(A block of data)

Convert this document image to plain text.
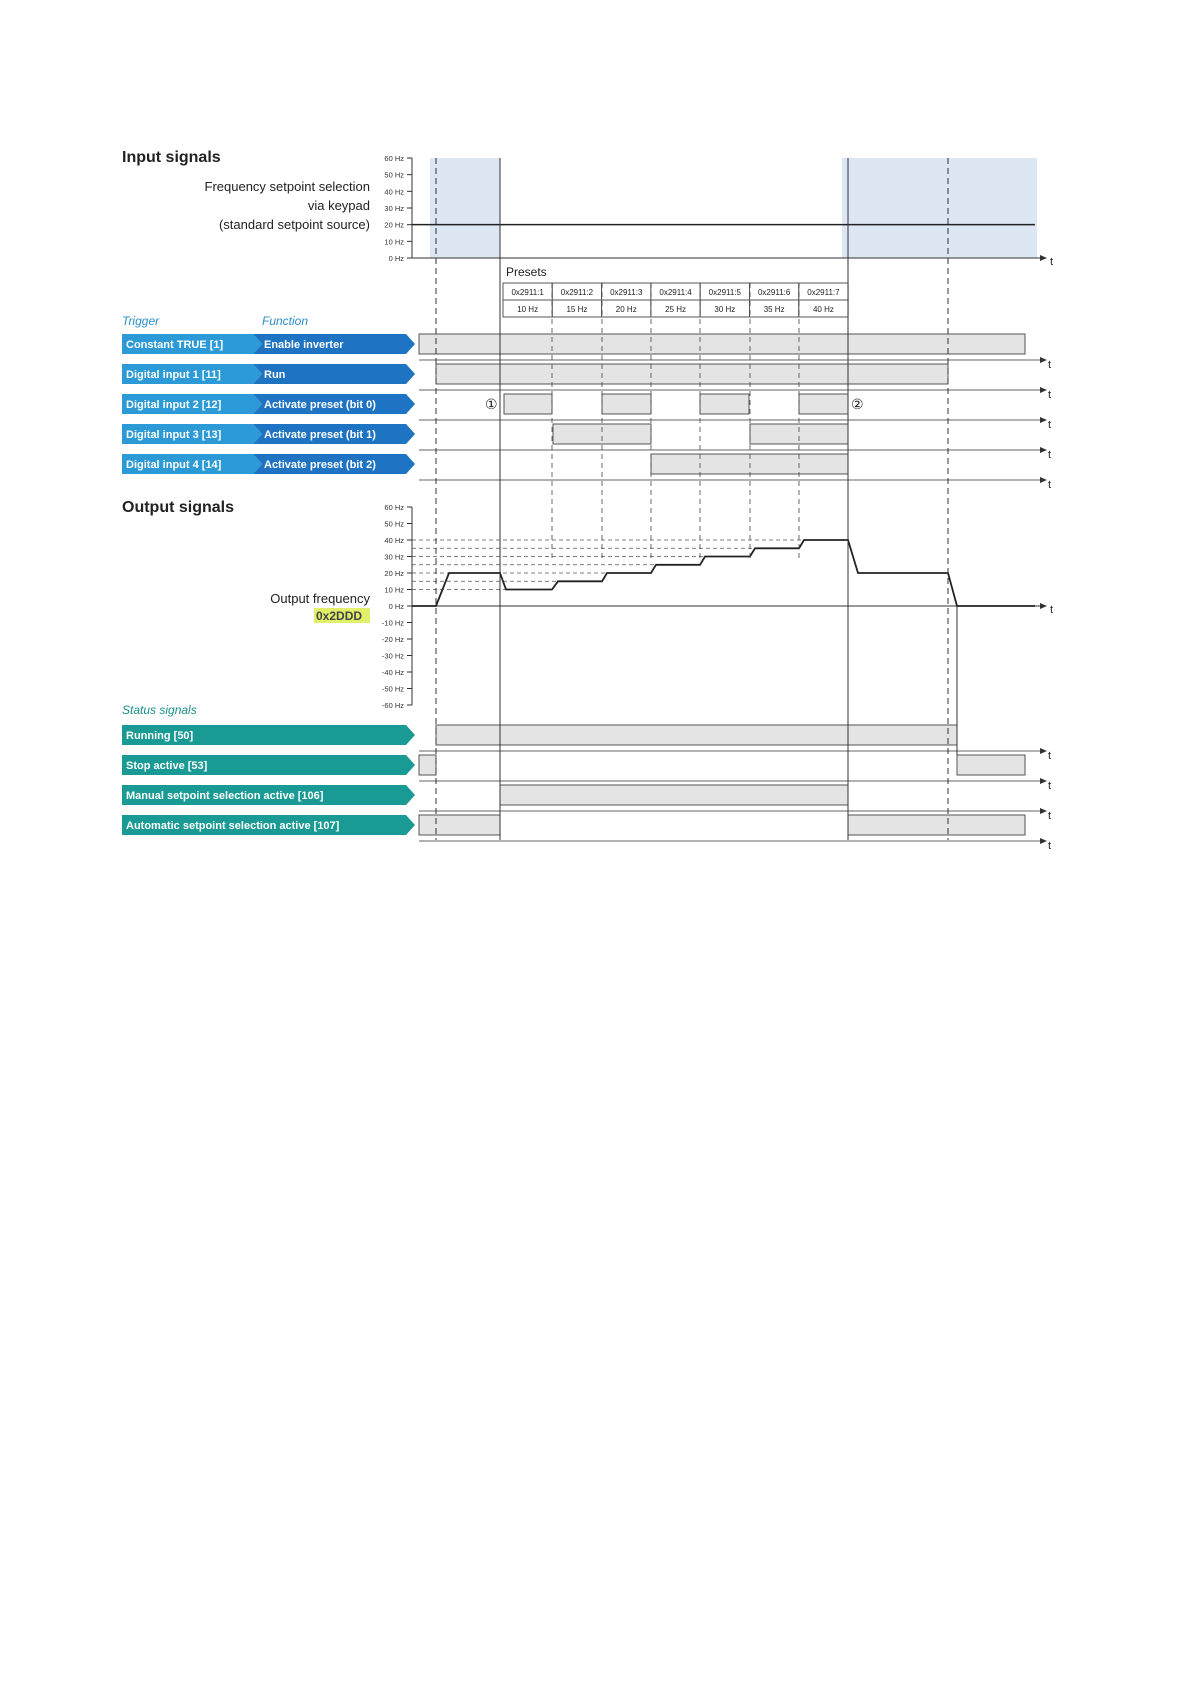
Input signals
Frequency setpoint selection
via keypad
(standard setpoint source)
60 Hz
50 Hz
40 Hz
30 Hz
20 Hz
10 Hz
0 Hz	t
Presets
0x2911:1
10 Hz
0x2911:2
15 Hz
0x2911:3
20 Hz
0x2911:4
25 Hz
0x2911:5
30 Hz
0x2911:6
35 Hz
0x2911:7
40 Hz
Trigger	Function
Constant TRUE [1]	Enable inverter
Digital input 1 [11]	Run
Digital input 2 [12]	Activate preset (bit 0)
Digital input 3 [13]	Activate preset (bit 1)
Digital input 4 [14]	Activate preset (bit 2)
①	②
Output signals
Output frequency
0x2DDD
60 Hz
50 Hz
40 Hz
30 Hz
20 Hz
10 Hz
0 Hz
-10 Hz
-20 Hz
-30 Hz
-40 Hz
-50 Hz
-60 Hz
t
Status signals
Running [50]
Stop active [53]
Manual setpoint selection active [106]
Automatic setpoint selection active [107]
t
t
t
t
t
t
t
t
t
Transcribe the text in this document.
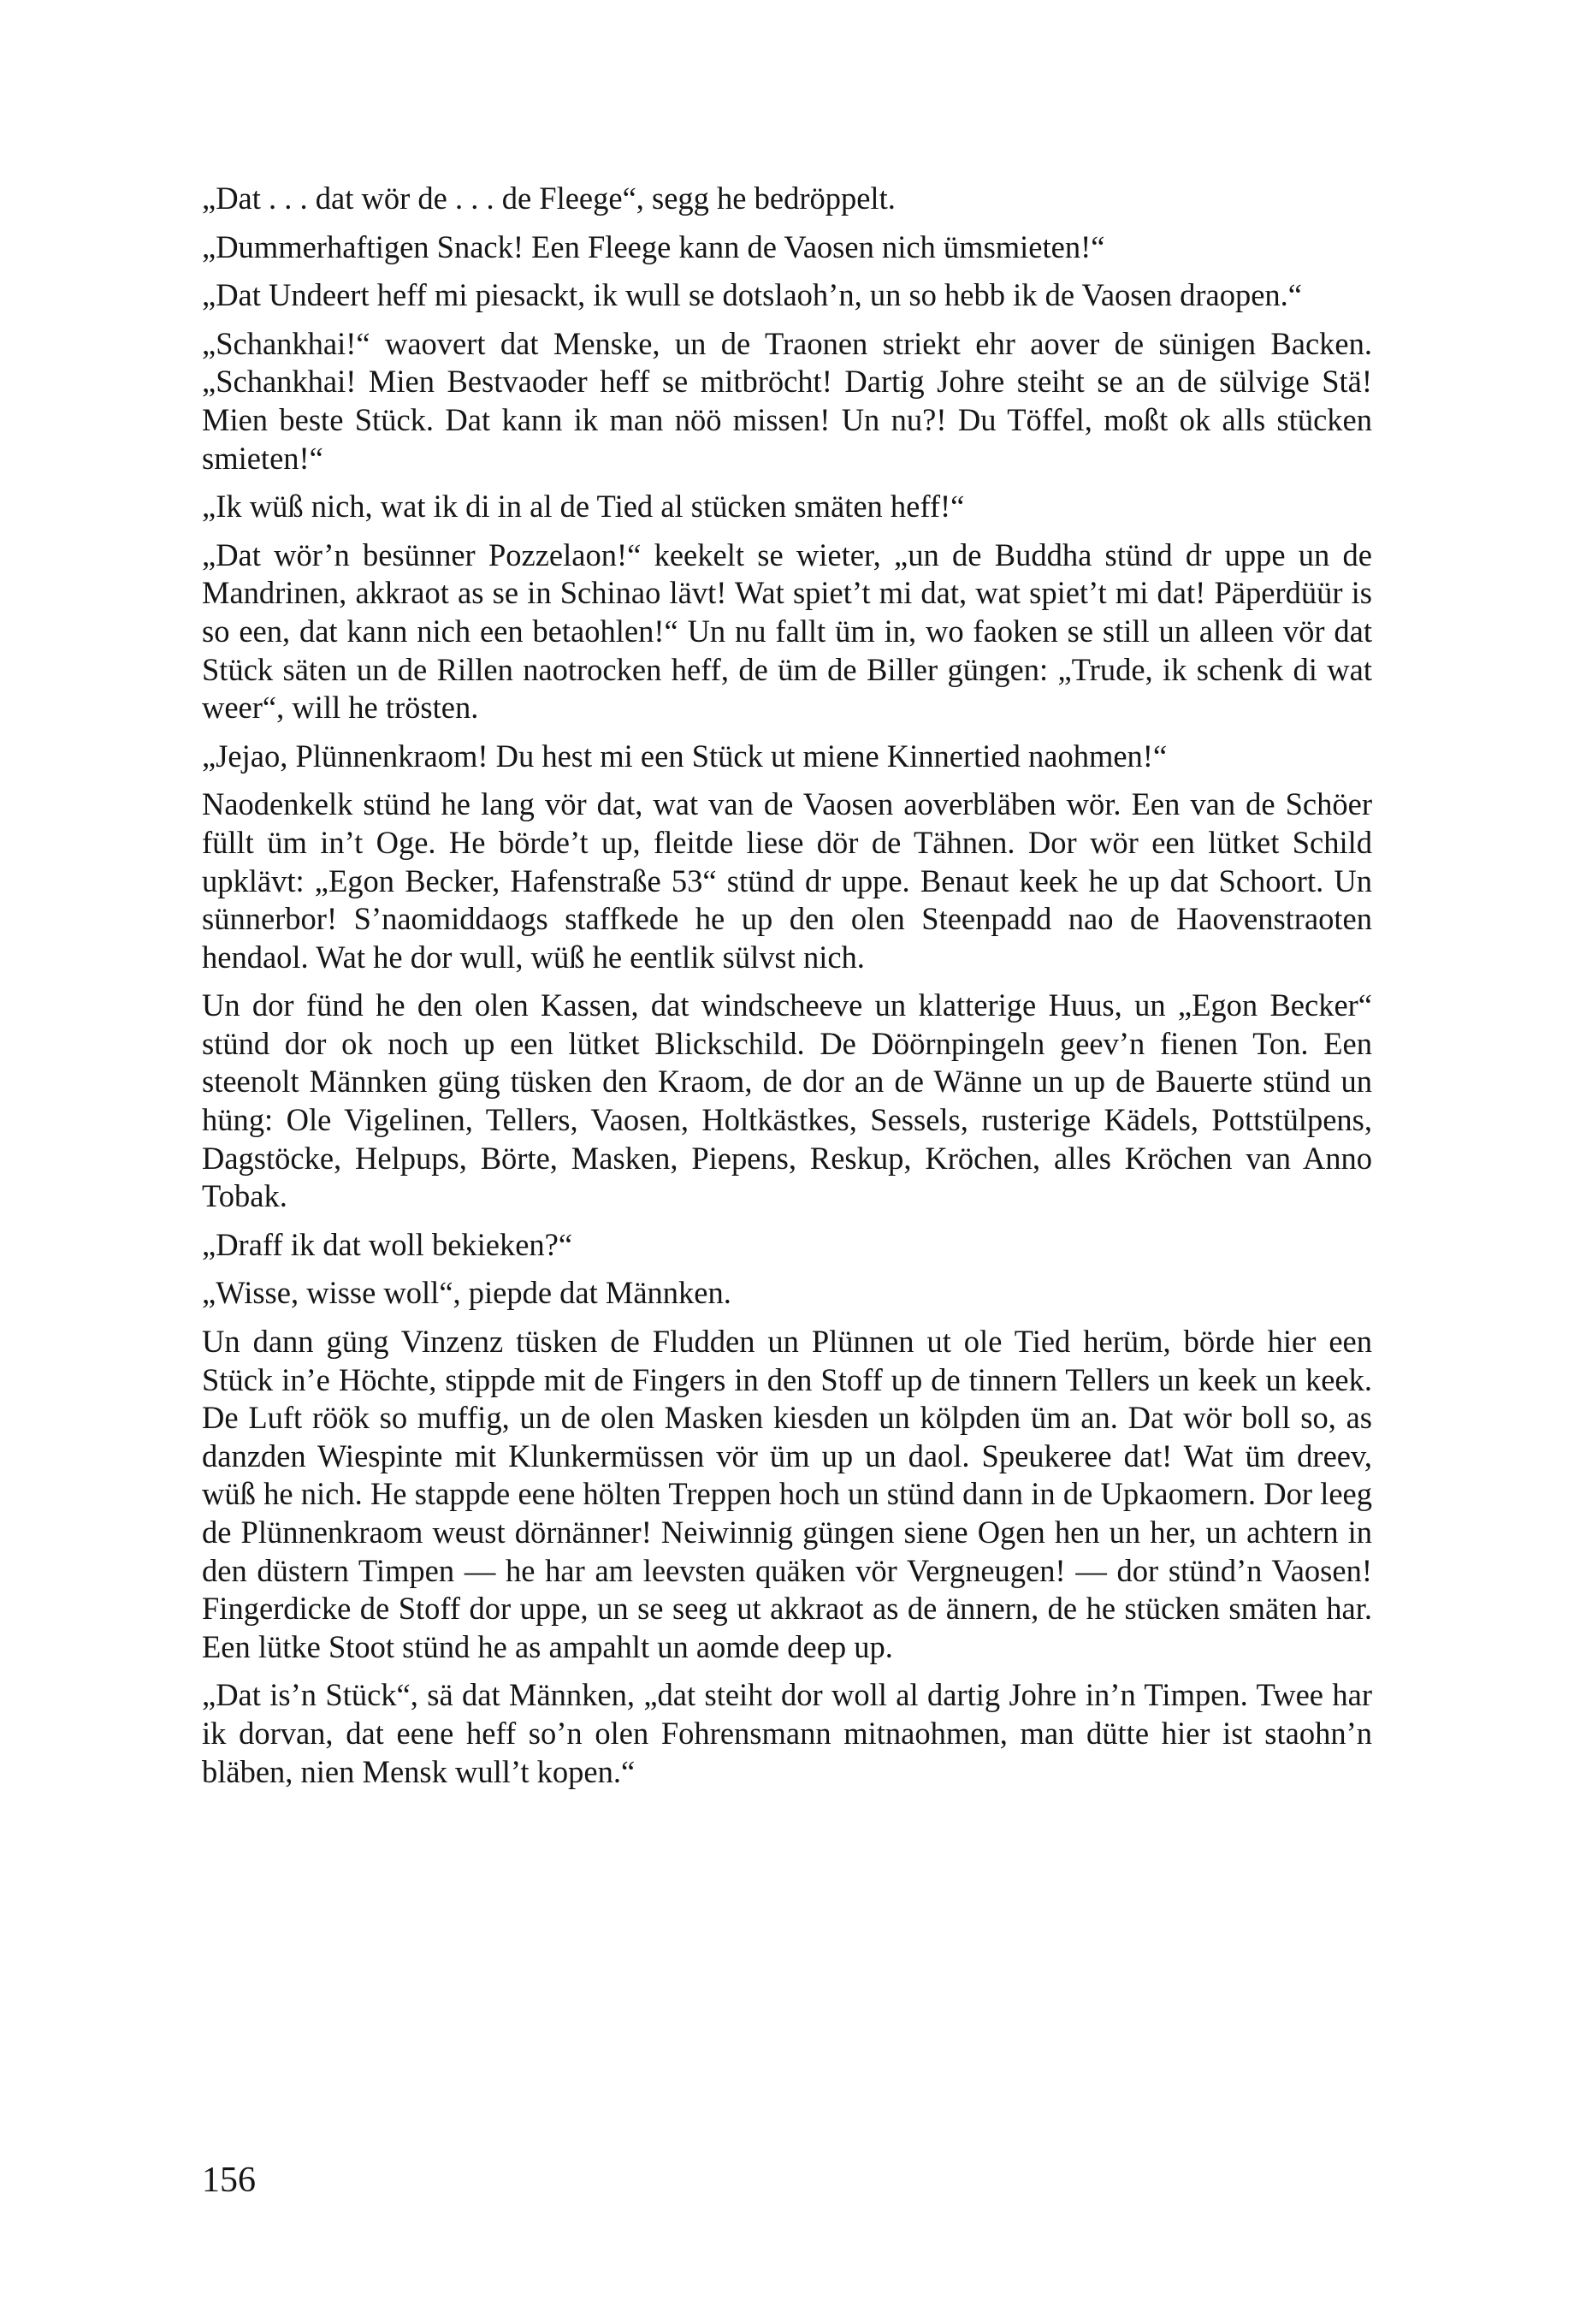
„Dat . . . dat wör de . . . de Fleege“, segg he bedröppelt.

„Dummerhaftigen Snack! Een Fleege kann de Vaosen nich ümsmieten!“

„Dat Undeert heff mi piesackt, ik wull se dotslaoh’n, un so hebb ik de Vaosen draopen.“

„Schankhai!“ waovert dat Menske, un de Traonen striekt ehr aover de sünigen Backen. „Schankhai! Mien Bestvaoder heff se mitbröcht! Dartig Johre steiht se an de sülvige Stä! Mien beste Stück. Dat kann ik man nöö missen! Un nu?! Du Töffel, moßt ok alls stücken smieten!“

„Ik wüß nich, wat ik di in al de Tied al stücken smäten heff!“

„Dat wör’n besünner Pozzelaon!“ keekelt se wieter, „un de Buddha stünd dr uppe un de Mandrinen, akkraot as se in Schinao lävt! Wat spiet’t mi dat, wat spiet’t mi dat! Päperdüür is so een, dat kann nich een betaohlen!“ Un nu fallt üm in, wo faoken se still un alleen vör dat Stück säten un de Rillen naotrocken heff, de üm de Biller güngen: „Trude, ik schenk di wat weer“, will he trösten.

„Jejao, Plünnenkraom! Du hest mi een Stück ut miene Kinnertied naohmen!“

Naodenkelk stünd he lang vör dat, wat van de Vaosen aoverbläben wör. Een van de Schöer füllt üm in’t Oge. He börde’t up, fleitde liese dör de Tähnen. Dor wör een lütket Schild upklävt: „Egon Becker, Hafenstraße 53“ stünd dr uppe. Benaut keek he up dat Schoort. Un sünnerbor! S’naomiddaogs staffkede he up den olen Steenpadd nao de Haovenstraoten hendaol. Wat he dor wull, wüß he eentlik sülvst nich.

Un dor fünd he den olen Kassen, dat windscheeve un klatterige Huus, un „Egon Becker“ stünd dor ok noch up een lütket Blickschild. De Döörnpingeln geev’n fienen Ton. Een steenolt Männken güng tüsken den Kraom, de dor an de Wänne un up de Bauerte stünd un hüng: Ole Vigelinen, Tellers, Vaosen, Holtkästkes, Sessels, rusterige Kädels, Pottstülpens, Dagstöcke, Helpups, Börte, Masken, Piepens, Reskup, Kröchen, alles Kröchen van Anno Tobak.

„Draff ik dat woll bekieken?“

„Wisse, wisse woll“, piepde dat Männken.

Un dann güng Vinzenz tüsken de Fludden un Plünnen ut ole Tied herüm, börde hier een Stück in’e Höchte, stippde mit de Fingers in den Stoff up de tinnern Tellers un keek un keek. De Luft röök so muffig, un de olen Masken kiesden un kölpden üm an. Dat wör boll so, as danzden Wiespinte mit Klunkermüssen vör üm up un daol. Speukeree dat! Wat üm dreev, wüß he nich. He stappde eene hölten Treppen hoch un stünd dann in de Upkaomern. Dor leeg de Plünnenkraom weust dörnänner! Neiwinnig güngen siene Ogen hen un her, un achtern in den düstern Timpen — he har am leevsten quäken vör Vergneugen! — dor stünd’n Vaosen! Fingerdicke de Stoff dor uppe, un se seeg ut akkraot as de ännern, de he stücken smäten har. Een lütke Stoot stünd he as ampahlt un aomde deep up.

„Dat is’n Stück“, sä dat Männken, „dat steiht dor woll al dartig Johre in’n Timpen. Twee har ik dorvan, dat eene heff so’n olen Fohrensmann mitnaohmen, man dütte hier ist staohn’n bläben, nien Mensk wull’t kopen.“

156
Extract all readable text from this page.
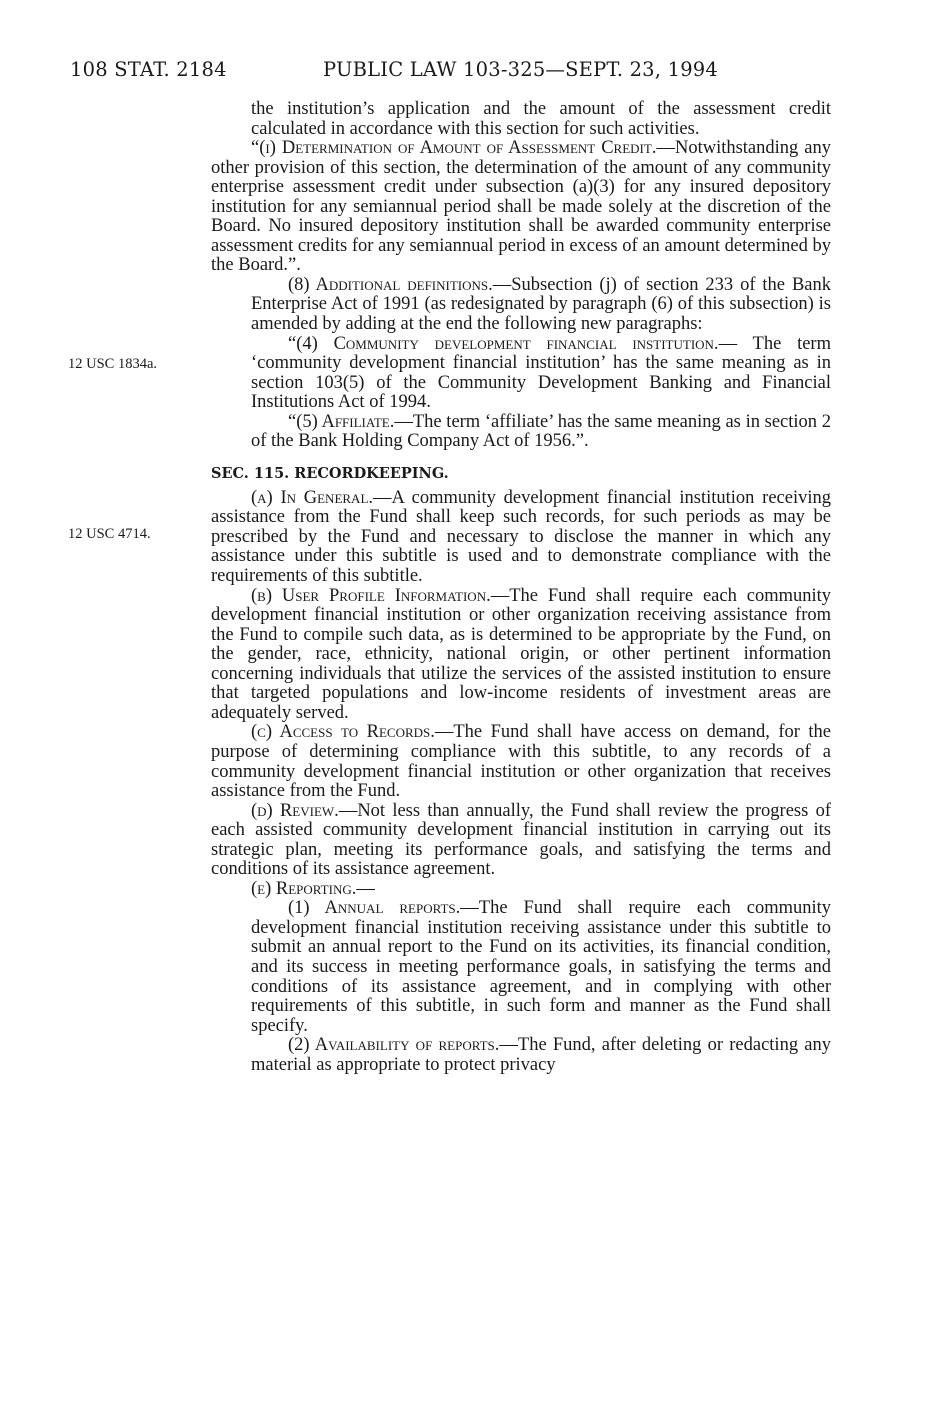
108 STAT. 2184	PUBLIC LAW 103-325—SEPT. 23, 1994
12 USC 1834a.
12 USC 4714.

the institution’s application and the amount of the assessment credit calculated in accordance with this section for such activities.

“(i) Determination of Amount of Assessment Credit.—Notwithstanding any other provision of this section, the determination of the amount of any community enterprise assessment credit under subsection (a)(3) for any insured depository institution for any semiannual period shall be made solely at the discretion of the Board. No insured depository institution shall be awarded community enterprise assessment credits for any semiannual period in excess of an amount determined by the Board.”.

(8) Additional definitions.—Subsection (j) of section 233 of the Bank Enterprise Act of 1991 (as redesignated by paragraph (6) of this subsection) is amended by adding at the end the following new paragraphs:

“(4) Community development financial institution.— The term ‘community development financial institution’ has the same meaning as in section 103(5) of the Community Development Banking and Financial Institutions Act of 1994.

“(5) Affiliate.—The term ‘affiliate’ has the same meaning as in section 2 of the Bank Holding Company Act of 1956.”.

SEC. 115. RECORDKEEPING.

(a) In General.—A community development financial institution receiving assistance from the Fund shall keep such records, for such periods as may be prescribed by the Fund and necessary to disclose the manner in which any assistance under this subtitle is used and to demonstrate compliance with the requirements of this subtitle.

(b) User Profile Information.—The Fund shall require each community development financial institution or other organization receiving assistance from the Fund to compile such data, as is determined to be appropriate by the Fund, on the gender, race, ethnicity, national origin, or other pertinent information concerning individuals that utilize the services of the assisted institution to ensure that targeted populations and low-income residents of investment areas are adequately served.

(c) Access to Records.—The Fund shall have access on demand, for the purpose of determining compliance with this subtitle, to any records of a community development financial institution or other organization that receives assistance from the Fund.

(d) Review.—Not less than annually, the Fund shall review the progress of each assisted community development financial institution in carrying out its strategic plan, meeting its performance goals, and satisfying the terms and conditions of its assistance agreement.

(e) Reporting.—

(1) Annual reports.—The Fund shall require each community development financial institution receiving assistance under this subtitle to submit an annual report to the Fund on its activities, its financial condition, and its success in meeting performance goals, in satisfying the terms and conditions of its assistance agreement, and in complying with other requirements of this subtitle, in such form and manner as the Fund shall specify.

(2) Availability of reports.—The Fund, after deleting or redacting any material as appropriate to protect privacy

**Required task**
Read the entries and select each line where the word "document" is found.

**Solution to this exercise**
Convert this document image to plain text.
Transcribe the text in this document.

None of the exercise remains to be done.